::: SUPPLIED PASSAGE :::

Femicide is the killing of women and girls because they are women. In practice, it shows up through intimate partner violence, coercive control, sexual violence, stalking, and the belief that a woman’s body, choices, labor, and life are subject to male entitlement. Naming Black femicide matters because when Black women are killed, the violence is too often flattened into “relationship problems,” “family tragedy,” or “mental health,” rather than recognized as gendered violence shaped by racism, sexism, and power. What we are facing is not only domestic violence—it is the deadly convergence of patriarchy, racial inequality, community trauma, access to firearms, and a long-standing silence around abuse.

The data are clear. According to the Centers for Disease Control and Prevention (CDC), Black women have the highest homicide rate among women in the United States—9.7 per 100,000—far exceeding other racial groups, with intimate partner violence contributing to about 41.5% of female homicides. The Violence Policy Center reports that in 2023, 733 Black women were killed by men in single-victim incidents, at a rate more than double that of White women. Black women make up 14% of the female population but over 31% of women killed by men. In cases where the relationship is known, more than 90% of victims knew their killer, over half were intimate partners, and nearly three-quarters were killed with a firearm. This is not random—it is patterned, predictable, and preventable.

Black femicide must be understood as both gender violence and racialized violence. Patriarchy and white supremacy are overlapping systems of domination that normalize control, hierarchy, and the devaluation of certain lives. They shape not only individual behavior but the conditions that make violence more likely and protection less accessible. While Black men’s mental health deserves serious attention, it cannot be used to explain away abuse. Data show only a small percentage of intimate partner homicides are directly linked to mental illness, while far more involve prior abuse, conflict, and access to firearms. Abuse is fundamentally about power and control. Until we name that clearly—and confront the systems that sustain it—Black women will remain at risk in ways that are both deeply personal and profoundly structural.

The silence inside Black communities is part of the crisis. That silence is not accidental. It is built from generations of racial terror, over-policing, distrust of institutions, economic vulnerability, church-based pressure to preserve families at all costs, and the burden Black women carry to protect Black men from a racist system even when they themselves are being harmed. Scholars and advocates have documented that Black women survivors often navigate help-seeking through the intersecting impacts of racism, sexism, and institutional mistrust. When speaking out is framed as betrayal, the abuser gains cover and the victim loses room to breathe. 

Recent cases underscore how urgent this is. In Alabama, Precious Elicia J’anae Johnson, 24, was killed by her husband, Kynath William Terry Jr., in a hospital room shortly after giving birth in March 2026. In Florida, Nancy Metayer Bowen, the vice mayor of Coral Springs and the city’s first Black and Haitian American female commissioner, was allegedly murdered by her husband in April 2026. In Virginia, Dr. Cerina Fairfax was killed in April 2026 in what police said was a murder-suicide by her estranged husband, former Lt. Gov. Justin Fairfax. In Alabama, Angelicca Newton, 29 and pregnant, was killed in August 2025 during what authorities described as a domestic incident involving her boyfriend, Alfred Lee Colvin III. These names are not a complete list. They are a warning.

::: SUPPLIED DATA :::

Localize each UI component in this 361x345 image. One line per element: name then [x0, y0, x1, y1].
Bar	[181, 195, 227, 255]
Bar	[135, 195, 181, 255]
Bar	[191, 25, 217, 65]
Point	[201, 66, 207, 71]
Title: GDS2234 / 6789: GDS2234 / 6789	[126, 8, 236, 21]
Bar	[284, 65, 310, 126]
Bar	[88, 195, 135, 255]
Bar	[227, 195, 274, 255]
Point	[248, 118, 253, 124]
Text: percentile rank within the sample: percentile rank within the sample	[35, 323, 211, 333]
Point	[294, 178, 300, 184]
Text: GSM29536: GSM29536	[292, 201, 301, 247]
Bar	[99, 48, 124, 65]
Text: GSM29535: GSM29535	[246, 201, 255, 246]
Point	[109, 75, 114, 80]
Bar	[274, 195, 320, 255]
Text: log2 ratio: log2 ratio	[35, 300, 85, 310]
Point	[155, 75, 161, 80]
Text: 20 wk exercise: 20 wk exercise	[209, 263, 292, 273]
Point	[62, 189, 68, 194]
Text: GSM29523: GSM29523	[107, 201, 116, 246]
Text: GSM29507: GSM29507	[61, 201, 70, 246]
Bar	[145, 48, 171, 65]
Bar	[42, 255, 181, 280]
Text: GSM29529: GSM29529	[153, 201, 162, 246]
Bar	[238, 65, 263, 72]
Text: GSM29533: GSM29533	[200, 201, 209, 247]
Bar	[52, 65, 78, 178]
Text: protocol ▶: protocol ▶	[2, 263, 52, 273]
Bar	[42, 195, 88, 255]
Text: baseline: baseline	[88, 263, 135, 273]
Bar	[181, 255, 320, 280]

:::

[WHAT NEEDS TO BE DONE]
According to the passage on Black femicide, what percentage of the female population do Black women make up?

[PROBLEM SOLUTION]
14%